(Collection entries)
>>>>

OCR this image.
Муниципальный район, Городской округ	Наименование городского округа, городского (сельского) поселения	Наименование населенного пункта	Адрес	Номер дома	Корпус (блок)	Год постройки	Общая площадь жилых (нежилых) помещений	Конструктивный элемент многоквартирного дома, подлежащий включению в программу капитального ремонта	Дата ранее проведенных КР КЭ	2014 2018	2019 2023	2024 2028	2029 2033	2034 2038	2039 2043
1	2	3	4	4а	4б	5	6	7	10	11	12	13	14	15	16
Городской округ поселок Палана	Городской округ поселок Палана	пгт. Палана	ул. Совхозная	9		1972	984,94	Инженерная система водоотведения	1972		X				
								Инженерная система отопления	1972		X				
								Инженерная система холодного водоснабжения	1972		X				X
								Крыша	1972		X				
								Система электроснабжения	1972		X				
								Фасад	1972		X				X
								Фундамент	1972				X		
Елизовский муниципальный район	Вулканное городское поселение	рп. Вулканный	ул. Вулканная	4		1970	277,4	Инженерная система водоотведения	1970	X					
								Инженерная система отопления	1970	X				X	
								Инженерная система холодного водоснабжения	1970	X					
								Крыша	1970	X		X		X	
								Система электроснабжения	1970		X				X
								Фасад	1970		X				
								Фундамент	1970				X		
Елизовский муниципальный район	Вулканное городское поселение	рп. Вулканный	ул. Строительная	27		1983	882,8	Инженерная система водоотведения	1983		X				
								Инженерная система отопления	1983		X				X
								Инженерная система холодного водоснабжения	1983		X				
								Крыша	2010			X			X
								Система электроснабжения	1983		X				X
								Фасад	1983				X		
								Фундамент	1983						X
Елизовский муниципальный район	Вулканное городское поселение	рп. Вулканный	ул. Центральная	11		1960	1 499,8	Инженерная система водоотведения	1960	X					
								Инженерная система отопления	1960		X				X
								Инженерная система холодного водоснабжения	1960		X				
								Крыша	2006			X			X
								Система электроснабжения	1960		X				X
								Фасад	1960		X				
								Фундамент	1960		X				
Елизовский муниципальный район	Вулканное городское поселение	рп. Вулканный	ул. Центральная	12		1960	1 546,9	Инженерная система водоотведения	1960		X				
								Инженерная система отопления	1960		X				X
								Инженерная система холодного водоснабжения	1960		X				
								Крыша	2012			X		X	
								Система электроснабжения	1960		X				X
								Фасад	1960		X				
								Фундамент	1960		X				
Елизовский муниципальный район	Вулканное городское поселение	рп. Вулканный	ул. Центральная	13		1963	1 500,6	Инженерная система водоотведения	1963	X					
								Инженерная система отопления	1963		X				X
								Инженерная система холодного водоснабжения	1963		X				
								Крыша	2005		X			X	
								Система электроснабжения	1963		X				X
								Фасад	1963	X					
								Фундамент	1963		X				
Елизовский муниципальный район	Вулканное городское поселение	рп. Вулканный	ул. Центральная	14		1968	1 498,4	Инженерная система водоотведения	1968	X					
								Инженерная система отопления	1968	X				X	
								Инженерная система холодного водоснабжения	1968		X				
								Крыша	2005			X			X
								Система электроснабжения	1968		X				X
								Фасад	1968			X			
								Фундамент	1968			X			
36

<<<<
>>>>

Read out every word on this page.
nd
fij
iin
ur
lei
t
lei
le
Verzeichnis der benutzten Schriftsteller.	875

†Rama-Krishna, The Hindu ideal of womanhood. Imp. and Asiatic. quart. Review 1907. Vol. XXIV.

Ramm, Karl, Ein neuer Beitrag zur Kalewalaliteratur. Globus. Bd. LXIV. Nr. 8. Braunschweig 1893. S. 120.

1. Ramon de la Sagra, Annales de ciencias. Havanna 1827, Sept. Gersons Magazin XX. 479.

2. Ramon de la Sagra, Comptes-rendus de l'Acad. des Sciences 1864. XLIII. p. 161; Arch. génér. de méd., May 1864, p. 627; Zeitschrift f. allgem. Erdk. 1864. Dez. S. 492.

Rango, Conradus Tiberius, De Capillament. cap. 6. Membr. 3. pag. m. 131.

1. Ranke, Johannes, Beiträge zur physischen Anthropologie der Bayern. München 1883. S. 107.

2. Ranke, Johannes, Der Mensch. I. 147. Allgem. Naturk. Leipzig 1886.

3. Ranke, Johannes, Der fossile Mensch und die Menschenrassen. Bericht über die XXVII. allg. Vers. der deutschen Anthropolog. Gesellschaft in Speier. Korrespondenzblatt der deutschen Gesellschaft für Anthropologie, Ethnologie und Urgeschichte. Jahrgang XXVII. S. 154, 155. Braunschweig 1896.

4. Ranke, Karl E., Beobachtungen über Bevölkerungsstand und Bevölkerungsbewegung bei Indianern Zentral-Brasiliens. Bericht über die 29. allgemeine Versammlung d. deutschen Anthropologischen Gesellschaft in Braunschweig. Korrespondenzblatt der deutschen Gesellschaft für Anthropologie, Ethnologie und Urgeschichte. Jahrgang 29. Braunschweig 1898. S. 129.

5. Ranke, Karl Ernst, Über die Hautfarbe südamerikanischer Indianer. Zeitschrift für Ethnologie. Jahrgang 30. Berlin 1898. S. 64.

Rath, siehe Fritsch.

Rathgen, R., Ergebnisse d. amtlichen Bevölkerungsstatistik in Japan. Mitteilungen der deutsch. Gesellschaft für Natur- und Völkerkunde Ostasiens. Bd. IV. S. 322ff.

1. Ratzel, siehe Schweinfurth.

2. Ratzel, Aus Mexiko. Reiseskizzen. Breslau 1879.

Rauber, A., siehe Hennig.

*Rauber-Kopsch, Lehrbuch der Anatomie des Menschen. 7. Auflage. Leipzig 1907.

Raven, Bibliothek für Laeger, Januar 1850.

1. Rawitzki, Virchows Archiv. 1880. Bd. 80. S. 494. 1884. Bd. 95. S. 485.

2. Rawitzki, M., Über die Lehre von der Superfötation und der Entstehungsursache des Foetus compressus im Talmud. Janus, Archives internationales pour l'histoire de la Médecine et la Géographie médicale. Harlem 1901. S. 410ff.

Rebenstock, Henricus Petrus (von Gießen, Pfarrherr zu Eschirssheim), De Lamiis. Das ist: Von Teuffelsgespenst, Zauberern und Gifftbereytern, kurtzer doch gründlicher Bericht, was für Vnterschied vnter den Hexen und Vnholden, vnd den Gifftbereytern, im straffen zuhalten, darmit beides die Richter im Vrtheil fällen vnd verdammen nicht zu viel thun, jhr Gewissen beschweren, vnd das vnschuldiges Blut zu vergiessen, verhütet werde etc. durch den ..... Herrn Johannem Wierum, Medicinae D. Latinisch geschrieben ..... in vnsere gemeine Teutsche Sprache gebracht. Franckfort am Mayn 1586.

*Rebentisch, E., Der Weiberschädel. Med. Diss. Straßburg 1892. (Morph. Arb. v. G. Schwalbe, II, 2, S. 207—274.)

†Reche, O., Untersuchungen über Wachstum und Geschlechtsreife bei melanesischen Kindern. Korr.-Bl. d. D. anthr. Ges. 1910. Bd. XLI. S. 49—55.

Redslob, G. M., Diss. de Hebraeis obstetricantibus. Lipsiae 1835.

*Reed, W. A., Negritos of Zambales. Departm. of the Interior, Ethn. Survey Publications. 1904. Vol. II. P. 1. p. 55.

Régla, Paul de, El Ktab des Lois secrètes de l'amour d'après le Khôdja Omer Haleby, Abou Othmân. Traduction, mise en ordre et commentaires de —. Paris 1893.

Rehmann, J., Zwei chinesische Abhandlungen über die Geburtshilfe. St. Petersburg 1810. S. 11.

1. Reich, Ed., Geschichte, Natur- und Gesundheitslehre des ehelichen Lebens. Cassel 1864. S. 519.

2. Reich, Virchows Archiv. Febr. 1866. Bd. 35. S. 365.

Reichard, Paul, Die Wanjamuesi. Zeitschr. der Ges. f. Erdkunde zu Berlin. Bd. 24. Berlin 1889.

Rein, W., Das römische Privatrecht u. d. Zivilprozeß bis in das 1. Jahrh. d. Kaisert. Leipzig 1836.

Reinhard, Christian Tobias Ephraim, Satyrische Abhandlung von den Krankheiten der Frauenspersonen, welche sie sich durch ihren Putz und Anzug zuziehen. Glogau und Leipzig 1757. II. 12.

<<<<

TASK GOAL:
Gather every line from the listing above in which "Urgeschichte" appears, and copy those lines.

WRITTEN REPLY:
3. Ranke, Johannes, Der fossile Mensch und die Menschenrassen. Bericht über die XXVII. allg. Vers. der deutschen Anthropolog. Gesellschaft in Speier. Korrespondenzblatt der deutschen Gesellschaft für Anthropologie, Ethnologie und Urgeschichte. Jahrgang XXVII. S. 154, 155. Braunschweig 1896.
4. Ranke, Karl E., Beobachtungen über Bevölkerungsstand und Bevölkerungsbewegung bei Indianern Zentral-Brasiliens. Bericht über die 29. allgemeine Versammlung d. deutschen Anthropologischen Gesellschaft in Braunschweig. Korrespondenzblatt der deutschen Gesellschaft für Anthropologie, Ethnologie und Urgeschichte. Jahrgang 29. Braunschweig 1898. S. 129.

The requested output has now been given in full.